SET EXERCISE » Extract each line of the records below that contains the word "Life".

DATASET CONTENT »
-----

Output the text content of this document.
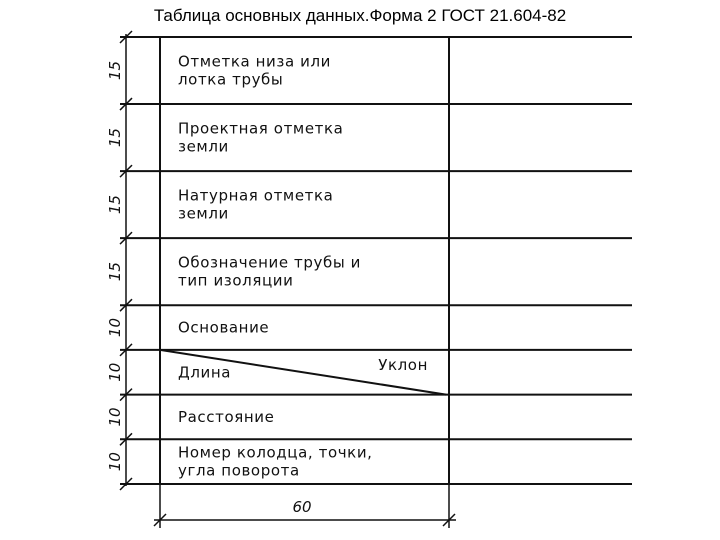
Таблица основных данных.Форма 2 ГОСТ 21.604-82
60
Отметка низа или
лотка трубы
15
Проектная отметка
земли
15
Натурная отметка
земли
15
Обозначение трубы и
тип изоляции
15
Основание
10
Длина	Уклон
10
Расстояние
10
Номер колодца, точки,
угла поворота
10
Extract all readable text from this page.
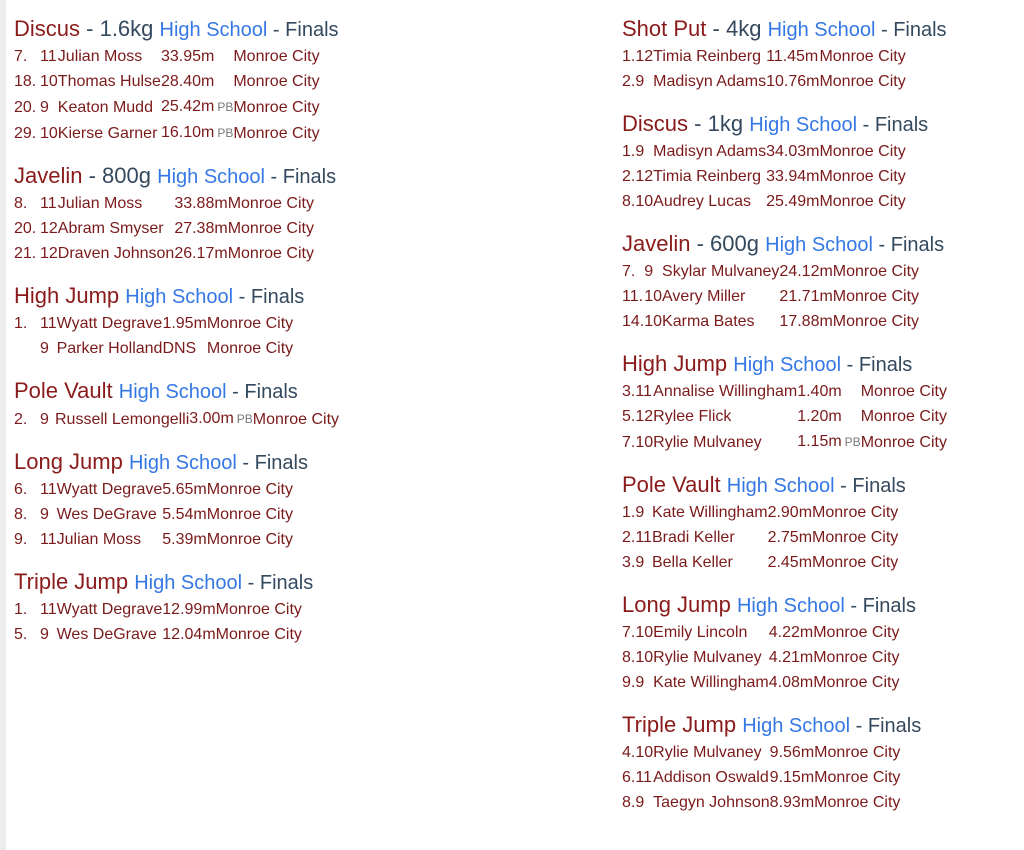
Discus - 1.6kg High School - Finals
7.	11	Julian Moss	33.95m	Monroe City
18.	10	Thomas Hulse	28.40m	Monroe City
20.	9	Keaton Mudd	25.42m PB	Monroe City
29.	10	Kierse Garner	16.10m PB	Monroe City
Javelin - 800g High School - Finals
8.	11	Julian Moss	33.88m	Monroe City
20.	12	Abram Smyser	27.38m	Monroe City
21.	12	Draven Johnson	26.17m	Monroe City
High Jump High School - Finals
1.	11	Wyatt Degrave	1.95m	Monroe City
	9	Parker Holland	DNS	Monroe City
Pole Vault High School - Finals
2.	9	Russell Lemongelli	3.00m PB	Monroe City
Long Jump High School - Finals
6.	11	Wyatt Degrave	5.65m	Monroe City
8.	9	Wes DeGrave	5.54m	Monroe City
9.	11	Julian Moss	5.39m	Monroe City
Triple Jump High School - Finals
1.	11	Wyatt Degrave	12.99m	Monroe City
5.	9	Wes DeGrave	12.04m	Monroe City
Shot Put - 4kg High School - Finals
1.	12	Timia Reinberg	11.45m	Monroe City
2.	9	Madisyn Adams	10.76m	Monroe City
Discus - 1kg High School - Finals
1.	9	Madisyn Adams	34.03m	Monroe City
2.	12	Timia Reinberg	33.94m	Monroe City
8.	10	Audrey Lucas	25.49m	Monroe City
Javelin - 600g High School - Finals
7.	9	Skylar Mulvaney	24.12m	Monroe City
11.	10	Avery Miller	21.71m	Monroe City
14.	10	Karma Bates	17.88m	Monroe City
High Jump High School - Finals
3.	11	Annalise Willingham	1.40m	Monroe City
5.	12	Rylee Flick	1.20m	Monroe City
7.	10	Rylie Mulvaney	1.15m PB	Monroe City
Pole Vault High School - Finals
1.	9	Kate Willingham	2.90m	Monroe City
2.	11	Bradi Keller	2.75m	Monroe City
3.	9	Bella Keller	2.45m	Monroe City
Long Jump High School - Finals
7.	10	Emily Lincoln	4.22m	Monroe City
8.	10	Rylie Mulvaney	4.21m	Monroe City
9.	9	Kate Willingham	4.08m	Monroe City
Triple Jump High School - Finals
4.	10	Rylie Mulvaney	9.56m	Monroe City
6.	11	Addison Oswald	9.15m	Monroe City
8.	9	Taegyn Johnson	8.93m	Monroe City
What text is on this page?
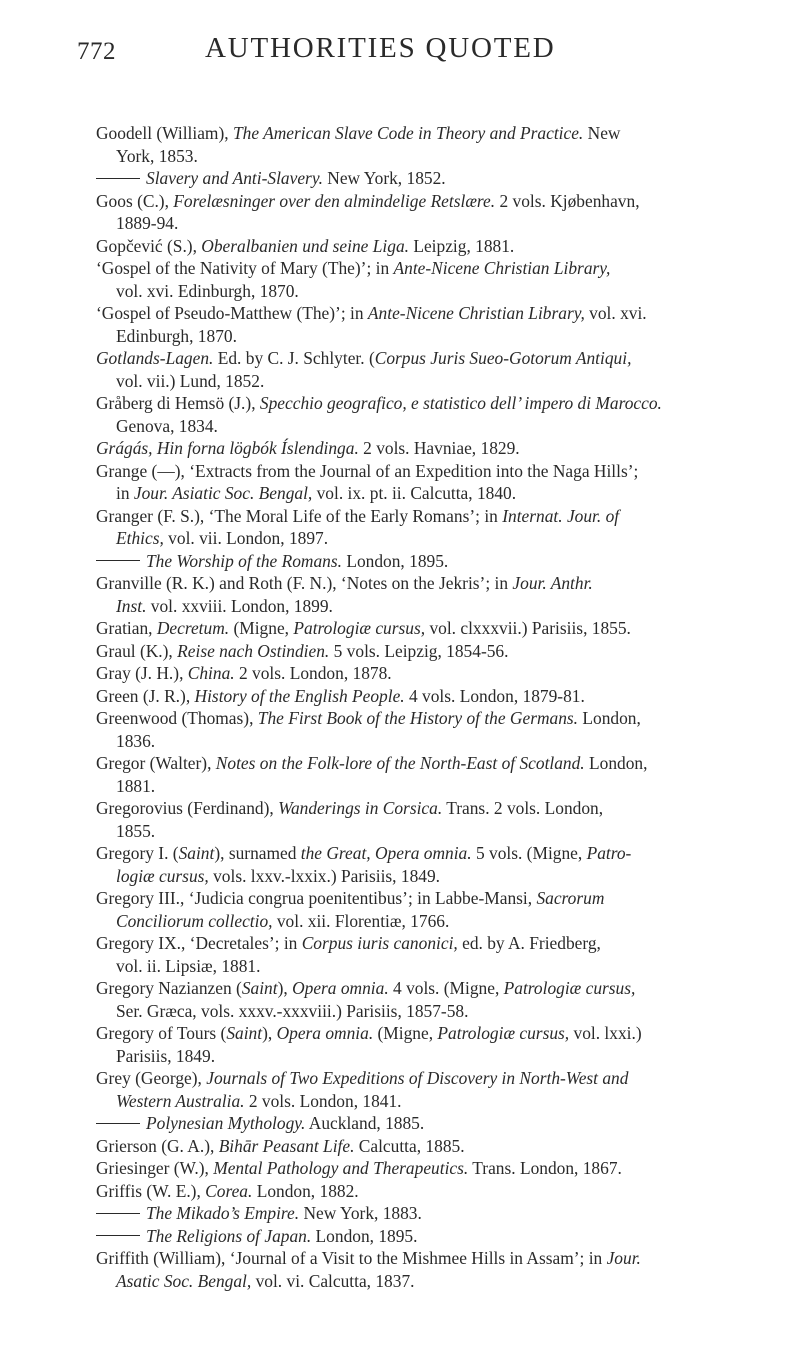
772	AUTHORITIES QUOTED

Goodell (William), The American Slave Code in Theory and Practice. New
York, 1853.

Slavery and Anti-Slavery. New York, 1852.

Goos (C.), Forelæsninger over den almindelige Retslære. 2 vols. Kjøbenhavn,
1889-94.

Gopčević (S.), Oberalbanien und seine Liga. Leipzig, 1881.

‘Gospel of the Nativity of Mary (The)’; in Ante-Nicene Christian Library,
vol. xvi. Edinburgh, 1870.

‘Gospel of Pseudo-Matthew (The)’; in Ante-Nicene Christian Library, vol. xvi.
Edinburgh, 1870.

Gotlands-Lagen. Ed. by C. J. Schlyter. (Corpus Juris Sueo-Gotorum Antiqui,
vol. vii.) Lund, 1852.

Gråberg di Hemsö (J.), Specchio geografico, e statistico dell’ impero di Marocco.
Genova, 1834.

Grágás, Hin forna lögbók Íslendinga. 2 vols. Havniae, 1829.

Grange (—), ‘Extracts from the Journal of an Expedition into the Naga Hills’;
in Jour. Asiatic Soc. Bengal, vol. ix. pt. ii. Calcutta, 1840.

Granger (F. S.), ‘The Moral Life of the Early Romans’; in Internat. Jour. of
Ethics, vol. vii. London, 1897.

The Worship of the Romans. London, 1895.

Granville (R. K.) and Roth (F. N.), ‘Notes on the Jekris’; in Jour. Anthr.
Inst. vol. xxviii. London, 1899.

Gratian, Decretum. (Migne, Patrologiæ cursus, vol. clxxxvii.) Parisiis, 1855.

Graul (K.), Reise nach Ostindien. 5 vols. Leipzig, 1854-56.

Gray (J. H.), China. 2 vols. London, 1878.

Green (J. R.), History of the English People. 4 vols. London, 1879-81.

Greenwood (Thomas), The First Book of the History of the Germans. London,
1836.

Gregor (Walter), Notes on the Folk-lore of the North-East of Scotland. London,
1881.

Gregorovius (Ferdinand), Wanderings in Corsica. Trans. 2 vols. London,
1855.

Gregory I. (Saint), surnamed the Great, Opera omnia. 5 vols. (Migne, Patro-
logiæ cursus, vols. lxxv.-lxxix.) Parisiis, 1849.

Gregory III., ‘Judicia congrua poenitentibus’; in Labbe-Mansi, Sacrorum
Conciliorum collectio, vol. xii. Florentiæ, 1766.

Gregory IX., ‘Decretales’; in Corpus iuris canonici, ed. by A. Friedberg,
vol. ii. Lipsiæ, 1881.

Gregory Nazianzen (Saint), Opera omnia. 4 vols. (Migne, Patrologiæ cursus,
Ser. Græca, vols. xxxv.-xxxviii.) Parisiis, 1857-58.

Gregory of Tours (Saint), Opera omnia. (Migne, Patrologiæ cursus, vol. lxxi.)
Parisiis, 1849.

Grey (George), Journals of Two Expeditions of Discovery in North-West and
Western Australia. 2 vols. London, 1841.

Polynesian Mythology. Auckland, 1885.

Grierson (G. A.), Bihār Peasant Life. Calcutta, 1885.

Griesinger (W.), Mental Pathology and Therapeutics. Trans. London, 1867.

Griffis (W. E.), Corea. London, 1882.

The Mikado’s Empire. New York, 1883.

The Religions of Japan. London, 1895.

Griffith (William), ‘Journal of a Visit to the Mishmee Hills in Assam’; in Jour.
Asatic Soc. Bengal, vol. vi. Calcutta, 1837.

-----

SOLUTION TO THE EXERCISE »
Granger (F. S.), ‘The Moral Life of the Early Romans’; in Internat. Jour. of
Grierson (G. A.), Bihār Peasant Life. Calcutta, 1885.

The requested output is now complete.